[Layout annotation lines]

______

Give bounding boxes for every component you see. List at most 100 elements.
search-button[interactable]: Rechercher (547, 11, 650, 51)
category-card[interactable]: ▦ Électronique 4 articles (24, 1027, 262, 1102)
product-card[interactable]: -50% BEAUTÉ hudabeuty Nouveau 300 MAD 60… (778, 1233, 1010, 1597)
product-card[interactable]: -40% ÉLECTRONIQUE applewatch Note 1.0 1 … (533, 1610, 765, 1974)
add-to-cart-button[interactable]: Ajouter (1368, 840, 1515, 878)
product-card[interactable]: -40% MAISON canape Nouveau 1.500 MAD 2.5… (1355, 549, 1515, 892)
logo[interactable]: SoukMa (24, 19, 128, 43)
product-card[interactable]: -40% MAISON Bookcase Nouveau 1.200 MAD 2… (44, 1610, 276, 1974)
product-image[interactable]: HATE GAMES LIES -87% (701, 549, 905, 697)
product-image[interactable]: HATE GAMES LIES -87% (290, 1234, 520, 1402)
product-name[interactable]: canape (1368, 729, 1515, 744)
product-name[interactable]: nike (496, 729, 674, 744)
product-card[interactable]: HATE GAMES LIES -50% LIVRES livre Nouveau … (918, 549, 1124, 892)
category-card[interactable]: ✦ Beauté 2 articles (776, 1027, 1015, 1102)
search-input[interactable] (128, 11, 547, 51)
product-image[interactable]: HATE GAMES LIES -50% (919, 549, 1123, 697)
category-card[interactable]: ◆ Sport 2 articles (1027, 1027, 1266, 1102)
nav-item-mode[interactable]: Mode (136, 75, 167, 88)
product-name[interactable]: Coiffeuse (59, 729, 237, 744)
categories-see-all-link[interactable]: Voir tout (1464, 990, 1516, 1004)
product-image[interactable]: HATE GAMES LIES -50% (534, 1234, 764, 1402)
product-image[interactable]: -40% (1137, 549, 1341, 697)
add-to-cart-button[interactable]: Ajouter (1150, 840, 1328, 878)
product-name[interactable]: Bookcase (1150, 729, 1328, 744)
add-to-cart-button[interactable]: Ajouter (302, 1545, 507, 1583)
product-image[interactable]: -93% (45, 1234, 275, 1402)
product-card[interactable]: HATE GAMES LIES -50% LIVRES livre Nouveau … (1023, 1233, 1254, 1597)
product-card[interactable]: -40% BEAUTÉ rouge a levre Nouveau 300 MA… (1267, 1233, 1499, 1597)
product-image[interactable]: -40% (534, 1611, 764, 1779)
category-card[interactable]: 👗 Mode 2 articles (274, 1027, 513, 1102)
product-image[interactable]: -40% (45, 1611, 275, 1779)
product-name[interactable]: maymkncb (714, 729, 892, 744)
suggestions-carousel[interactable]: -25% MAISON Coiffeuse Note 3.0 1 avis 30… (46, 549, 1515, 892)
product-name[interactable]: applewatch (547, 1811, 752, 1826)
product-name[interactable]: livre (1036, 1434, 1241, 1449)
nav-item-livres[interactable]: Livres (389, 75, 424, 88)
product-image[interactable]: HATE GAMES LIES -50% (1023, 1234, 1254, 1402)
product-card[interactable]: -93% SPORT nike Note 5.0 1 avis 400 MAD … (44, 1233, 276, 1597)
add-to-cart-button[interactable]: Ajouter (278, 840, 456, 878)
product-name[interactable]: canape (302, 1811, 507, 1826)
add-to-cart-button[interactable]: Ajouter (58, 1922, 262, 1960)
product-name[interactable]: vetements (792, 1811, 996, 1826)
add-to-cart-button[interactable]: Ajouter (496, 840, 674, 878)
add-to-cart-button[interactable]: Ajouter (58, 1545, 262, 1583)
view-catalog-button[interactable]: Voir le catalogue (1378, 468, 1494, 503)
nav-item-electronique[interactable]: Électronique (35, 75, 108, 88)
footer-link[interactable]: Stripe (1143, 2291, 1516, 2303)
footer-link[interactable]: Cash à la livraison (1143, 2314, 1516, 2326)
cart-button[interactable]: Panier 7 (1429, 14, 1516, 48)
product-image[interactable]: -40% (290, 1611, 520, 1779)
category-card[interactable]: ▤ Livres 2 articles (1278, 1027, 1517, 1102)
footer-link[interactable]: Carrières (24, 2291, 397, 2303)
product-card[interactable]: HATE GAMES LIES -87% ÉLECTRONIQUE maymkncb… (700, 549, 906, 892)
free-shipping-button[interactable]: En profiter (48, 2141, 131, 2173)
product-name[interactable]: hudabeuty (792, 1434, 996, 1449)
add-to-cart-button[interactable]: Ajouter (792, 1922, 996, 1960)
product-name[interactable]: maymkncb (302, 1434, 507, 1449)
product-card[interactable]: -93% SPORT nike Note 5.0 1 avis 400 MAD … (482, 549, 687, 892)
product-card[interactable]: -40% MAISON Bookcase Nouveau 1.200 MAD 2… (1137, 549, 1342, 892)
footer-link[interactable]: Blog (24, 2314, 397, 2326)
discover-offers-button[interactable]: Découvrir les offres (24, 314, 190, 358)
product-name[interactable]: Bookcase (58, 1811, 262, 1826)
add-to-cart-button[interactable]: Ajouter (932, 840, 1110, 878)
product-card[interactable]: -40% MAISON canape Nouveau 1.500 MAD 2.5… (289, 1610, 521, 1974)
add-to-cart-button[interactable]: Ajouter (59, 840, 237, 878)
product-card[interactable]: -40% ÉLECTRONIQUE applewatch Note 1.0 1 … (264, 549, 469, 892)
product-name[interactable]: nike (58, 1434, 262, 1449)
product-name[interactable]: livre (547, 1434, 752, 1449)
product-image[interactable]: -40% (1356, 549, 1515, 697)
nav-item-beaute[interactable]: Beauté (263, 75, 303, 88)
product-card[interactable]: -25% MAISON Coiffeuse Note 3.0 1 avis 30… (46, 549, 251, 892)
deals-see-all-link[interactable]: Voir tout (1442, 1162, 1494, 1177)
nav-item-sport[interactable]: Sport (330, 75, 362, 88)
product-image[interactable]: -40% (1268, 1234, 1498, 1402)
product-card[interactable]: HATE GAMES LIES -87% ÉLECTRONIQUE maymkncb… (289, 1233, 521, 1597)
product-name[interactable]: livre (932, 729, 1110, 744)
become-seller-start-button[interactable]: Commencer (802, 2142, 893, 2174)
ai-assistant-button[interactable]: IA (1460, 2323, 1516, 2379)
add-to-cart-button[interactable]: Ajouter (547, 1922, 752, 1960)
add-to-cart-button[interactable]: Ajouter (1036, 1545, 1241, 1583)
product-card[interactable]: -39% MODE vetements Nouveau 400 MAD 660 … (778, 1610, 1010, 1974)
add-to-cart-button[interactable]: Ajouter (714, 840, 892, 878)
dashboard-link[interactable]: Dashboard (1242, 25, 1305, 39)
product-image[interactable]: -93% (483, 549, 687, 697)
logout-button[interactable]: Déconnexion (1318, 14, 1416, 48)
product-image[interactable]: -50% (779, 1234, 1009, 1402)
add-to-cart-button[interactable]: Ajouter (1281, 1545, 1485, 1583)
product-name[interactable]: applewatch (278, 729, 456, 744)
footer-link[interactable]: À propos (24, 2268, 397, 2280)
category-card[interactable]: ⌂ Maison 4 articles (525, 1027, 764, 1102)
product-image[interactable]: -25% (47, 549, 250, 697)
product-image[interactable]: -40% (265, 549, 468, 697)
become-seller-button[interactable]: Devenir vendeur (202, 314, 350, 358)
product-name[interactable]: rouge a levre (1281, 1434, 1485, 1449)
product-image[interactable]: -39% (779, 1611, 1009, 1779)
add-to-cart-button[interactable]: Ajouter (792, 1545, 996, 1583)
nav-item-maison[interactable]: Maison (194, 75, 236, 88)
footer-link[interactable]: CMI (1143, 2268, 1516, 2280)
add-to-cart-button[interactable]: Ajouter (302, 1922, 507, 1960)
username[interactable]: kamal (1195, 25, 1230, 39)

______

» **Written task**
Put the lines above into a JSON list of strings, with one string per line and any blank lines left out.

» **Answer to the task**
[
  "Give bounding boxes for every component you see. List at most 100 elements.",
  "search-button[interactable]: Rechercher (547, 11, 650, 51)",
  "category-card[interactable]: ▦ Électronique 4 articles (24, 1027, 262, 1102)",
  "product-card[interactable]: -50% BEAUTÉ hudabeuty Nouveau 300 MAD 60… (778, 1233, 1010, 1597)",
  "product-card[interactable]: -40% ÉLECTRONIQUE applewatch Note 1.0 1 … (533, 1610, 765, 1974)",
  "add-to-cart-button[interactable]: Ajouter (1368, 840, 1515, 878)",
  "product-card[interactable]: -40% MAISON canape Nouveau 1.500 MAD 2.5… (1355, 549, 1515, 892)",
  "logo[interactable]: SoukMa (24, 19, 128, 43)",
  "product-card[interactable]: -40% MAISON Bookcase Nouveau 1.200 MAD 2… (44, 1610, 276, 1974)",
  "product-image[interactable]: HATE GAMES LIES -87% (701, 549, 905, 697)",
  "product-image[interactable]: HATE GAMES LIES -87% (290, 1234, 520, 1402)",
  "product-name[interactable]: canape (1368, 729, 1515, 744)",
  "product-name[interactable]: nike (496, 729, 674, 744)",
  "product-card[interactable]: HATE GAMES LIES -50% LIVRES livre Nouveau … (918, 549, 1124, 892)",
  "category-card[interactable]: ✦ Beauté 2 articles (776, 1027, 1015, 1102)",
  "search-input[interactable] (128, 11, 547, 51)",
  "product-image[interactable]: HATE GAMES LIES -50% (919, 549, 1123, 697)",
  "category-card[interactable]: ◆ Sport 2 articles (1027, 1027, 1266, 1102)",
  "nav-item-mode[interactable]: Mode (136, 75, 167, 88)",
  "product-name[interactable]: Coiffeuse (59, 729, 237, 744)",
  "categories-see-all-link[interactable]: Voir tout (1464, 990, 1516, 1004)",
  "product-image[interactable]: HATE GAMES LIES -50% (534, 1234, 764, 1402)",
  "product-image[interactable]: -40% (1137, 549, 1341, 697)",
  "add-to-cart-button[interactable]: Ajouter (1150, 840, 1328, 878)",
  "product-name[interactable]: Bookcase (1150, 729, 1328, 744)",
  "add-to-cart-button[interactable]: Ajouter (302, 1545, 507, 1583)",
  "product-image[interactable]: -93% (45, 1234, 275, 1402)",
  "product-card[interactable]: HATE GAMES LIES -50% LIVRES livre Nouveau … (1023, 1233, 1254, 1597)",
  "product-card[interactable]: -40% BEAUTÉ rouge a levre Nouveau 300 MA… (1267, 1233, 1499, 1597)",
  "product-image[interactable]: -40% (534, 1611, 764, 1779)",
  "category-card[interactable]: 👗 Mode 2 articles (274, 1027, 513, 1102)",
  "product-image[interactable]: -40% (45, 1611, 275, 1779)",
  "product-name[interactable]: maymkncb (714, 729, 892, 744)",
  "suggestions-carousel[interactable]: -25% MAISON Coiffeuse Note 3.0 1 avis 30… (46, 549, 1515, 892)",
  "product-name[interactable]: applewatch (547, 1811, 752, 1826)",
  "product-name[interactable]: livre (1036, 1434, 1241, 1449)",
  "nav-item-livres[interactable]: Livres (389, 75, 424, 88)",
  "product-image[interactable]: HATE GAMES LIES -50% (1023, 1234, 1254, 1402)",
  "product-card[interactable]: -93% SPORT nike Note 5.0 1 avis 400 MAD … (44, 1233, 276, 1597)",
  "add-to-cart-button[interactable]: Ajouter (278, 840, 456, 878)",
  "product-name[interactable]: canape (302, 1811, 507, 1826)",
  "add-to-cart-button[interactable]: Ajouter (58, 1922, 262, 1960)",
  "product-name[interactable]: vetements (792, 1811, 996, 1826)",
  "add-to-cart-button[interactable]: Ajouter (496, 840, 674, 878)",
  "add-to-cart-button[interactable]: Ajouter (58, 1545, 262, 1583)",
  "view-catalog-button[interactable]: Voir le catalogue (1378, 468, 1494, 503)",
  "nav-item-electronique[interactable]: Électronique (35, 75, 108, 88)",
  "footer-link[interactable]: Stripe (1143, 2291, 1516, 2303)",
  "footer-link[interactable]: Cash à la livraison (1143, 2314, 1516, 2326)",
  "cart-button[interactable]: Panier 7 (1429, 14, 1516, 48)",
  "product-image[interactable]: -40% (290, 1611, 520, 1779)",
  "category-card[interactable]: ▤ Livres 2 articles (1278, 1027, 1517, 1102)",
  "footer-link[interactable]: Carrières (24, 2291, 397, 2303)",
  "product-card[interactable]: HATE GAMES LIES -87% ÉLECTRONIQUE maymkncb… (700, 549, 906, 892)",
  "free-shipping-button[interactable]: En profiter (48, 2141, 131, 2173)",
  "product-name[interactable]: hudabeuty (792, 1434, 996, 1449)",
  "add-to-cart-button[interactable]: Ajouter (792, 1922, 996, 1960)",
  "product-name[interactable]: maymkncb (302, 1434, 507, 1449)",
  "product-card[interactable]: -93% SPORT nike Note 5.0 1 avis 400 MAD … (482, 549, 687, 892)",
  "product-card[interactable]: -40% MAISON Bookcase Nouveau 1.200 MAD 2… (1137, 549, 1342, 892)",
  "footer-link[interactable]: Blog (24, 2314, 397, 2326)",
  "discover-offers-button[interactable]: Découvrir les offres (24, 314, 190, 358)",
  "product-name[interactable]: Bookcase (58, 1811, 262, 1826)",
  "add-to-cart-button[interactable]: Ajouter (932, 840, 1110, 878)",
  "product-card[interactable]: -40% MAISON canape Nouveau 1.500 MAD 2.5… (289, 1610, 521, 1974)",
  "add-to-cart-button[interactable]: Ajouter (59, 840, 237, 878)",
  "product-card[interactable]: -40% ÉLECTRONIQUE applewatch Note 1.0 1 … (264, 549, 469, 892)",
  "product-name[interactable]: nike (58, 1434, 262, 1449)",
  "product-name[interactable]: livre (547, 1434, 752, 1449)",
  "product-image[interactable]: -40% (1356, 549, 1515, 697)",
  "nav-item-beaute[interactable]: Beauté (263, 75, 303, 88)",
  "product-card[interactable]: -25% MAISON Coiffeuse Note 3.0 1 avis 30… (46, 549, 251, 892)",
  "deals-see-all-link[interactable]: Voir tout (1442, 1162, 1494, 1177)",
  "nav-item-sport[interactable]: Sport (330, 75, 362, 88)",
  "product-image[interactable]: -40% (1268, 1234, 1498, 1402)",
  "product-card[interactable]: HATE GAMES LIES -87% ÉLECTRONIQUE maymkncb… (289, 1233, 521, 1597)",
  "product-name[interactable]: livre (932, 729, 1110, 744)",
  "become-seller-start-button[interactable]: Commencer (802, 2142, 893, 2174)",
  "ai-assistant-button[interactable]: IA (1460, 2323, 1516, 2379)",
  "add-to-cart-button[interactable]: Ajouter (547, 1922, 752, 1960)",
  "add-to-cart-button[interactable]: Ajouter (1036, 1545, 1241, 1583)",
  "product-card[interactable]: -39% MODE vetements Nouveau 400 MAD 660 … (778, 1610, 1010, 1974)",
  "add-to-cart-button[interactable]: Ajouter (714, 840, 892, 878)",
  "dashboard-link[interactable]: Dashboard (1242, 25, 1305, 39)",
  "product-image[interactable]: -93% (483, 549, 687, 697)",
  "logout-button[interactable]: Déconnexion (1318, 14, 1416, 48)",
  "product-image[interactable]: -50% (779, 1234, 1009, 1402)",
  "add-to-cart-button[interactable]: Ajouter (1281, 1545, 1485, 1583)",
  "product-name[interactable]: applewatch (278, 729, 456, 744)",
  "footer-link[interactable]: À propos (24, 2268, 397, 2280)",
  "category-card[interactable]: ⌂ Maison 4 articles (525, 1027, 764, 1102)",
  "product-image[interactable]: -25% (47, 549, 250, 697)",
  "product-image[interactable]: -40% (265, 549, 468, 697)",
  "become-seller-button[interactable]: Devenir vendeur (202, 314, 350, 358)",
  "product-name[interactable]: rouge a levre (1281, 1434, 1485, 1449)",
  "product-image[interactable]: -39% (779, 1611, 1009, 1779)",
  "add-to-cart-button[interactable]: Ajouter (792, 1545, 996, 1583)",
  "nav-item-maison[interactable]: Maison (194, 75, 236, 88)",
  "footer-link[interactable]: CMI (1143, 2268, 1516, 2280)",
  "add-to-cart-button[interactable]: Ajouter (302, 1922, 507, 1960)",
  "username[interactable]: kamal (1195, 25, 1230, 39)"
]